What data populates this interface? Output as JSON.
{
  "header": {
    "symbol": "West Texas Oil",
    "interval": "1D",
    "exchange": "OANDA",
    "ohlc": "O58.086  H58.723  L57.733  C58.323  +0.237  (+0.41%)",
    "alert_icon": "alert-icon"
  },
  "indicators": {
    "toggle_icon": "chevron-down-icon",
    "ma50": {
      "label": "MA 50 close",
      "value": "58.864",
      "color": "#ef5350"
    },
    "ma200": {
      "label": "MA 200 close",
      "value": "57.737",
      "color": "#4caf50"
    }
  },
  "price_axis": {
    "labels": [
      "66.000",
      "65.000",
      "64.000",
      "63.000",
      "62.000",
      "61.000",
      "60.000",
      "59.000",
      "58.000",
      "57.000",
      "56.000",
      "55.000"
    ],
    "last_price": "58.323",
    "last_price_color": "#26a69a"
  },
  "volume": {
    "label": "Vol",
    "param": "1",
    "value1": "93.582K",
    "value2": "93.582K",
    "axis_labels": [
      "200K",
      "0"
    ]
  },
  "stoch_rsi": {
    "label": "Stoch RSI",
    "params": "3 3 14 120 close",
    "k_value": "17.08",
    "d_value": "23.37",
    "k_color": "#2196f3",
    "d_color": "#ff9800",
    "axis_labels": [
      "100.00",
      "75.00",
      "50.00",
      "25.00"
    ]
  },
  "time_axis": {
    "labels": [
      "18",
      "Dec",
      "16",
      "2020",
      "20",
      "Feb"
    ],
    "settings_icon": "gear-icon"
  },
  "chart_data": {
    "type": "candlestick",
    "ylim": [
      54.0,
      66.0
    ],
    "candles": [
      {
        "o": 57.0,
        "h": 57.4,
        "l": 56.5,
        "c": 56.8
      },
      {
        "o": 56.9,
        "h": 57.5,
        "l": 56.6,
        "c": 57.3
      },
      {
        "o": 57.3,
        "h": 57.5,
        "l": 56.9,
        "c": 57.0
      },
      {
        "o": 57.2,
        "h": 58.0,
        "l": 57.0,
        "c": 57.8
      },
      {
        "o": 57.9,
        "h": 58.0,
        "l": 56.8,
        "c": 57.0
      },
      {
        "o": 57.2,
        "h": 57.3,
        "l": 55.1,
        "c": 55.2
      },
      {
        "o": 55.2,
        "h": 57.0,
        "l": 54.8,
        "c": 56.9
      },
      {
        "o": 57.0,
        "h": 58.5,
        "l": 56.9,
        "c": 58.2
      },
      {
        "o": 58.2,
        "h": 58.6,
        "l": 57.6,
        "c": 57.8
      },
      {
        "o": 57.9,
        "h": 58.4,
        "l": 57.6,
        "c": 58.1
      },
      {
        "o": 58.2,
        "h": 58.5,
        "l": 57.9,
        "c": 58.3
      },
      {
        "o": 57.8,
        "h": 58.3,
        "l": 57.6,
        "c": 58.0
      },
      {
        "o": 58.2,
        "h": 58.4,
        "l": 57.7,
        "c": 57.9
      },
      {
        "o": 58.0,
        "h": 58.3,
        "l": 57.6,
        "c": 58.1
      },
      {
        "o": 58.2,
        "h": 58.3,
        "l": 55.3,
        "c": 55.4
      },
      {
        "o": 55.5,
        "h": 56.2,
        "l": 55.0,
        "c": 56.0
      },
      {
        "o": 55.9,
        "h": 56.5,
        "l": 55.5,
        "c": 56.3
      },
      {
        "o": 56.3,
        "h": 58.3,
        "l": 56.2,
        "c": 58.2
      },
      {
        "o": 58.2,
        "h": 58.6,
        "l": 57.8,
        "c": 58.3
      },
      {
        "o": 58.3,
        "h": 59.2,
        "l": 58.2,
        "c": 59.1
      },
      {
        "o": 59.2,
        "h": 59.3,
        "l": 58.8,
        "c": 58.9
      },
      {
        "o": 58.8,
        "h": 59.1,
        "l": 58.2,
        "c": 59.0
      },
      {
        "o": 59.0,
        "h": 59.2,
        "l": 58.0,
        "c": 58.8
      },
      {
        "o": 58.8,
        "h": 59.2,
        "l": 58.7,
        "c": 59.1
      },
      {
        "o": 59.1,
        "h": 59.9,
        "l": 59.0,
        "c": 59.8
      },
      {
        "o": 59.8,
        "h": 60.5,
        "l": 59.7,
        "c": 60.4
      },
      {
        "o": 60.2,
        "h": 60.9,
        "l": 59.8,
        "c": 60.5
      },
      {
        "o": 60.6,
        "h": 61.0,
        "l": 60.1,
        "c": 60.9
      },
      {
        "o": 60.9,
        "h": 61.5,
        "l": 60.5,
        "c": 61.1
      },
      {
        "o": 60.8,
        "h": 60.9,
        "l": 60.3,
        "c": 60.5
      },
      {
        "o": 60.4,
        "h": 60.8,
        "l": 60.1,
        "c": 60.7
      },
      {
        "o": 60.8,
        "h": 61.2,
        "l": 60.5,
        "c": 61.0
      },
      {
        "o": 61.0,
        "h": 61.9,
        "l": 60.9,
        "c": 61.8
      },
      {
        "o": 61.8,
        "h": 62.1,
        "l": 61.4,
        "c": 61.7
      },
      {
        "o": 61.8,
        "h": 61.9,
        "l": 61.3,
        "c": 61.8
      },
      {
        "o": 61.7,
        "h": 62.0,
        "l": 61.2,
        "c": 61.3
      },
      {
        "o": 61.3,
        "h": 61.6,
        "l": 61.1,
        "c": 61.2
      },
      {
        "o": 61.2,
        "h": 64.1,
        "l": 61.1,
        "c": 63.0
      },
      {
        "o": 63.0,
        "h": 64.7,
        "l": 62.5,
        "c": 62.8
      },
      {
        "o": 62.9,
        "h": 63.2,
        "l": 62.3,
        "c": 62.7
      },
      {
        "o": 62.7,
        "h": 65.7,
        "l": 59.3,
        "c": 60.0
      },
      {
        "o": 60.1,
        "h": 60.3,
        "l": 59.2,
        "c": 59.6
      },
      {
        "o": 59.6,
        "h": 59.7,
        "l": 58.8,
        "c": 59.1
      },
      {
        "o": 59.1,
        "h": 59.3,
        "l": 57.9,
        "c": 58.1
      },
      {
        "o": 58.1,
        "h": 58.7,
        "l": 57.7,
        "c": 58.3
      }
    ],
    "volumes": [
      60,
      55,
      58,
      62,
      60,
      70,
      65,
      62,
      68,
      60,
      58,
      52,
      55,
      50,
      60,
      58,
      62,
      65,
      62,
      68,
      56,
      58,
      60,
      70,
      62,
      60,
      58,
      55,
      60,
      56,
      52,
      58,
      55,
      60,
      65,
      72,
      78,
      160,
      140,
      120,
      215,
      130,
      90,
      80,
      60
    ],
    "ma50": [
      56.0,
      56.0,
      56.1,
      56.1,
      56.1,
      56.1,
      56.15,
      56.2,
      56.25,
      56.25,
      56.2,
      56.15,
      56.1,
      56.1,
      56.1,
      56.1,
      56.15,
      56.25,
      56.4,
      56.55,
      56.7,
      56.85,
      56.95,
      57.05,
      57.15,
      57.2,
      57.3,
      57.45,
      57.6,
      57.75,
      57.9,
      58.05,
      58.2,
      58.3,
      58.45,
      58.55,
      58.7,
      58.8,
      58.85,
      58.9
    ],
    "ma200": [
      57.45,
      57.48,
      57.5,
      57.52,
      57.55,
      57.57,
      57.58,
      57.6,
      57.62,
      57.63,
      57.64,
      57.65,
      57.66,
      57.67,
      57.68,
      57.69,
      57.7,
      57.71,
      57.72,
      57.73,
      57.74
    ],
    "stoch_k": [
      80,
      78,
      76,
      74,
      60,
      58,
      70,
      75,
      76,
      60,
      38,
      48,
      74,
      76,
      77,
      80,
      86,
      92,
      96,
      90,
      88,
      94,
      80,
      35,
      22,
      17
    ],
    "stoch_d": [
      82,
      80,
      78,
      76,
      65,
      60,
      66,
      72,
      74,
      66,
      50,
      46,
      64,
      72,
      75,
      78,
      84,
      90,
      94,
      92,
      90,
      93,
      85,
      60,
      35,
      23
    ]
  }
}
*****
_WHAT YOU SHOULD DO_.
Go through the listing above and locate each line that holds the word "close". Copy those lines.

_WRITTEN ANSWER_.
      "label": "MA 50 close",
      "label": "MA 200 close",
    "params": "3 3 14 120 close",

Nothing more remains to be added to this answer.